TASK DESCRIPTION — Return all of the lines below exactly as they are.

RAW RECORDS —
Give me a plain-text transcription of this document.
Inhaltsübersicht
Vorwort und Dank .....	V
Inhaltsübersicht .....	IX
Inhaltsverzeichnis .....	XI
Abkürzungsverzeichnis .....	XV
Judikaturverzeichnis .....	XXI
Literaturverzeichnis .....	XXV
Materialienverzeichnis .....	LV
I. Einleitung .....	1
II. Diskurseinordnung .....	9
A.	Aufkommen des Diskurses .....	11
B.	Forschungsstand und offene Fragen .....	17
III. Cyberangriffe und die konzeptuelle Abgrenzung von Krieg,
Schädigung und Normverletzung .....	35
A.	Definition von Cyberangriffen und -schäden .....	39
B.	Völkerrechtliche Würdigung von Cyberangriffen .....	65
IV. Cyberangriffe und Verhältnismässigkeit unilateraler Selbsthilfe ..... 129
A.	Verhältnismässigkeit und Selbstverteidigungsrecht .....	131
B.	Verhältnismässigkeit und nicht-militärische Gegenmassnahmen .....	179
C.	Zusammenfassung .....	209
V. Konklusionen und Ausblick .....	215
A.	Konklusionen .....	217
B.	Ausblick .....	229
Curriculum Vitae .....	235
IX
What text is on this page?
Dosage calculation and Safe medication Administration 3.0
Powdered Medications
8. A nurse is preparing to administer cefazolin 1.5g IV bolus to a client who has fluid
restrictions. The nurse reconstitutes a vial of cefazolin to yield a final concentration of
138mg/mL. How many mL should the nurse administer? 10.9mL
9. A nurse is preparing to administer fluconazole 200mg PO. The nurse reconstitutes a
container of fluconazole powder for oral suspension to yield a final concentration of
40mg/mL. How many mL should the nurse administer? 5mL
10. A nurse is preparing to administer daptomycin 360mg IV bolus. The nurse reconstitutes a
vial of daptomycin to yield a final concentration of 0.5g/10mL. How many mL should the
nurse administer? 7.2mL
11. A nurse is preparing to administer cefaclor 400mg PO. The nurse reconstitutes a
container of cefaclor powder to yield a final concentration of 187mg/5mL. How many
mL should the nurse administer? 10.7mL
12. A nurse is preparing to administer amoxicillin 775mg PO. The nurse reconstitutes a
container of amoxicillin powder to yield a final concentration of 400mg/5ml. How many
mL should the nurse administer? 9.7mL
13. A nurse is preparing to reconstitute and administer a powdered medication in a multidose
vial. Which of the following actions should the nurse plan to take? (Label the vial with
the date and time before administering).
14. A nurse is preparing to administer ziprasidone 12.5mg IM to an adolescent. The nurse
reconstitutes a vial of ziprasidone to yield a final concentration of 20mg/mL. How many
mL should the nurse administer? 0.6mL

TASK OUTPUT —
Give me a plain-text transcription of this document.
Inhaltsübersicht
Vorwort und Dank .....	V
Inhaltsübersicht .....	IX
Inhaltsverzeichnis .....	XI
Abkürzungsverzeichnis .....	XV
Judikaturverzeichnis .....	XXI
Literaturverzeichnis .....	XXV
Materialienverzeichnis .....	LV
I. Einleitung .....	1
II. Diskurseinordnung .....	9
A.	Aufkommen des Diskurses .....	11
B.	Forschungsstand und offene Fragen .....	17
III. Cyberangriffe und die konzeptuelle Abgrenzung von Krieg,
Schädigung und Normverletzung .....	35
A.	Definition von Cyberangriffen und -schäden .....	39
B.	Völkerrechtliche Würdigung von Cyberangriffen .....	65
IV. Cyberangriffe und Verhältnismässigkeit unilateraler Selbsthilfe ..... 129
A.	Verhältnismässigkeit und Selbstverteidigungsrecht .....	131
B.	Verhältnismässigkeit und nicht-militärische Gegenmassnahmen .....	179
C.	Zusammenfassung .....	209
V. Konklusionen und Ausblick .....	215
A.	Konklusionen .....	217
B.	Ausblick .....	229
Curriculum Vitae .....	235
IX
What text is on this page?
Dosage calculation and Safe medication Administration 3.0
Powdered Medications
8. A nurse is preparing to administer cefazolin 1.5g IV bolus to a client who has fluid
restrictions. The nurse reconstitutes a vial of cefazolin to yield a final concentration of
138mg/mL. How many mL should the nurse administer? 10.9mL
9. A nurse is preparing to administer fluconazole 200mg PO. The nurse reconstitutes a
container of fluconazole powder for oral suspension to yield a final concentration of
40mg/mL. How many mL should the nurse administer? 5mL
10. A nurse is preparing to administer daptomycin 360mg IV bolus. The nurse reconstitutes a
vial of daptomycin to yield a final concentration of 0.5g/10mL. How many mL should the
nurse administer? 7.2mL
11. A nurse is preparing to administer cefaclor 400mg PO. The nurse reconstitutes a
container of cefaclor powder to yield a final concentration of 187mg/5mL. How many
mL should the nurse administer? 10.7mL
12. A nurse is preparing to administer amoxicillin 775mg PO. The nurse reconstitutes a
container of amoxicillin powder to yield a final concentration of 400mg/5ml. How many
mL should the nurse administer? 9.7mL
13. A nurse is preparing to reconstitute and administer a powdered medication in a multidose
vial. Which of the following actions should the nurse plan to take? (Label the vial with
the date and time before administering).
14. A nurse is preparing to administer ziprasidone 12.5mg IM to an adolescent. The nurse
reconstitutes a vial of ziprasidone to yield a final concentration of 20mg/mL. How many
mL should the nurse administer? 0.6mL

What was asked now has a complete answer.